WHAT NEEDS TO BE DONE: Tally every line of the listing where the string "hasard" is found, and state the total alone.

ENTRIES:
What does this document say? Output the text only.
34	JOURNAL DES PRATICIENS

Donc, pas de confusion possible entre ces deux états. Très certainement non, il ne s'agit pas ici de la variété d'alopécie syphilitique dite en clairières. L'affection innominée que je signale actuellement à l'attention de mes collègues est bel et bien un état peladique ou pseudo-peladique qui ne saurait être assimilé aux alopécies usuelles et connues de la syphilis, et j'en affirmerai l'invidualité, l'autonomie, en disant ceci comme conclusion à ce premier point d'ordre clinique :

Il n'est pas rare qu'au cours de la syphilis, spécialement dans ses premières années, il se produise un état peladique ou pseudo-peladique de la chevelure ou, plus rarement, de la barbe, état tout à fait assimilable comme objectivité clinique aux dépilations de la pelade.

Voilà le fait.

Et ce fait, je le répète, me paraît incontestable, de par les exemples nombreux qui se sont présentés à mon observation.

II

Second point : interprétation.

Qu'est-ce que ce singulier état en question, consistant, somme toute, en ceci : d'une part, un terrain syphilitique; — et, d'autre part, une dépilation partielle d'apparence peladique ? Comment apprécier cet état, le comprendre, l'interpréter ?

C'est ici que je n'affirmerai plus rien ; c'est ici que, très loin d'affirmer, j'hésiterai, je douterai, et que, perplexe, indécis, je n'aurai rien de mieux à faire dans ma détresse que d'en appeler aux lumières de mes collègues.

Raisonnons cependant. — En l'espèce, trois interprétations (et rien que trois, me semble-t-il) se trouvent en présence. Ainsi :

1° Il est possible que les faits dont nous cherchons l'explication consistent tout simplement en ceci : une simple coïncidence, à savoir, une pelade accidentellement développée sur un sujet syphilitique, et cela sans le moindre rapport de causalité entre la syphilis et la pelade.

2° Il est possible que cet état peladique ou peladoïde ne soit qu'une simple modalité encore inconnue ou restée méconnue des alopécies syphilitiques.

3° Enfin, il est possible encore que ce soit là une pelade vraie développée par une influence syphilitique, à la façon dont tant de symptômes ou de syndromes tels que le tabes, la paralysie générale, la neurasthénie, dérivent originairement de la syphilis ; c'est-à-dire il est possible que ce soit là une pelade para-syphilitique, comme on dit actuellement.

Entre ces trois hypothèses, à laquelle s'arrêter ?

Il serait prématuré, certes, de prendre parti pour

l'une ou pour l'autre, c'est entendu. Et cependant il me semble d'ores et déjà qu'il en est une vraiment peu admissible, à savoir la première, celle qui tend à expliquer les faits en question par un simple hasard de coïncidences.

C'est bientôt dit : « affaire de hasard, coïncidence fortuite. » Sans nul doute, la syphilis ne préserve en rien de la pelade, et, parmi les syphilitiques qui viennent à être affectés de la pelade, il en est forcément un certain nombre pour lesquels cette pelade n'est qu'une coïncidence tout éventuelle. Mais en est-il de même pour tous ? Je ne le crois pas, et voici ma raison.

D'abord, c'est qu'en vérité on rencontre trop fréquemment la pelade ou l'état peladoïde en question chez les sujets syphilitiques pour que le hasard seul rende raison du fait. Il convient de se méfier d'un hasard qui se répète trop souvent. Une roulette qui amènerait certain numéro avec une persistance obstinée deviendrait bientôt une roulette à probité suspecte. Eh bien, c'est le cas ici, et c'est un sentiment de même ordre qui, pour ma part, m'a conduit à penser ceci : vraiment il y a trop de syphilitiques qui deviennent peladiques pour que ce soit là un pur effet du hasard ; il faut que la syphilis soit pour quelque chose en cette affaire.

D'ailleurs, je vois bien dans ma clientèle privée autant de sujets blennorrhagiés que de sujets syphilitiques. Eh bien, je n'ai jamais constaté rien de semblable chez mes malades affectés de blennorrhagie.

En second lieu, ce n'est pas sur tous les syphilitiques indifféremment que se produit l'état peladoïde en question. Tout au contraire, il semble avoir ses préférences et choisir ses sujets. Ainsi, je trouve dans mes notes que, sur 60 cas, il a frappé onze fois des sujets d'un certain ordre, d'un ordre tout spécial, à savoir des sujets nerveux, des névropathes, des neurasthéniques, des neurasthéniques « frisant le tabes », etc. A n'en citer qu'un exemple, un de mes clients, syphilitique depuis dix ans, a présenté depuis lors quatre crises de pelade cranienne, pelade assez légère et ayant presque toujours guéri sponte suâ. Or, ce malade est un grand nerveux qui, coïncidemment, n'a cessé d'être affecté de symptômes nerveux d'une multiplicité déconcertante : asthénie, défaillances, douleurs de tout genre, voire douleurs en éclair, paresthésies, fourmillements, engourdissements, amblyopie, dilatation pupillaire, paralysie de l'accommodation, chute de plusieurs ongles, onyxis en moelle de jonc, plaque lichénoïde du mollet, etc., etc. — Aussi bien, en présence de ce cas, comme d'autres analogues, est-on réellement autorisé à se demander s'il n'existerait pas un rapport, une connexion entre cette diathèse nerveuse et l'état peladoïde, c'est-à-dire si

RESULT FOR THIS EXERCISE: 3